Return the full material exactly.

++++++++++++++++++++

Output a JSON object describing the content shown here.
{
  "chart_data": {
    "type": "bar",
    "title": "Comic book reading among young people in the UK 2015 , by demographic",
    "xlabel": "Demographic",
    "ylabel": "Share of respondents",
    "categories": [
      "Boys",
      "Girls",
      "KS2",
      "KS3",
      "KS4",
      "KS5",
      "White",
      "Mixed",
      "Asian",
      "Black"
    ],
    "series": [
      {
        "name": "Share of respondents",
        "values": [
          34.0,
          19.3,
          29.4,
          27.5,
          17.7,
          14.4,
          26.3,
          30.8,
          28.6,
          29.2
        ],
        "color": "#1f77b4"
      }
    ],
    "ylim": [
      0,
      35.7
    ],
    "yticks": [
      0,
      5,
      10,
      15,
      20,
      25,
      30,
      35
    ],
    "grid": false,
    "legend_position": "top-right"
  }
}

++++++++++++++++++++

Solution to the problem:
Output a JSON object describing the content shown here.
{
  "chart_data": {
    "type": "bar",
    "title": "Comic book reading among young people in the UK 2015 , by demographic",
    "xlabel": "Demographic",
    "ylabel": "Share of respondents",
    "categories": [
      "Boys",
      "Girls",
      "KS2",
      "KS3",
      "KS4",
      "KS5",
      "White",
      "Mixed",
      "Asian",
      "Black"
    ],
    "series": [
      {
        "name": "Share of respondents",
        "values": [
          34.0,
          19.3,
          29.4,
          27.5,
          17.7,
          14.4,
          26.3,
          30.8,
          28.6,
          29.2
        ],
        "color": "#1f77b4"
      }
    ],
    "ylim": [
      0,
      35.7
    ],
    "yticks": [
      0,
      5,
      10,
      15,
      20,
      25,
      30,
      35
    ],
    "grid": false,
    "legend_position": "top-right"
  }
}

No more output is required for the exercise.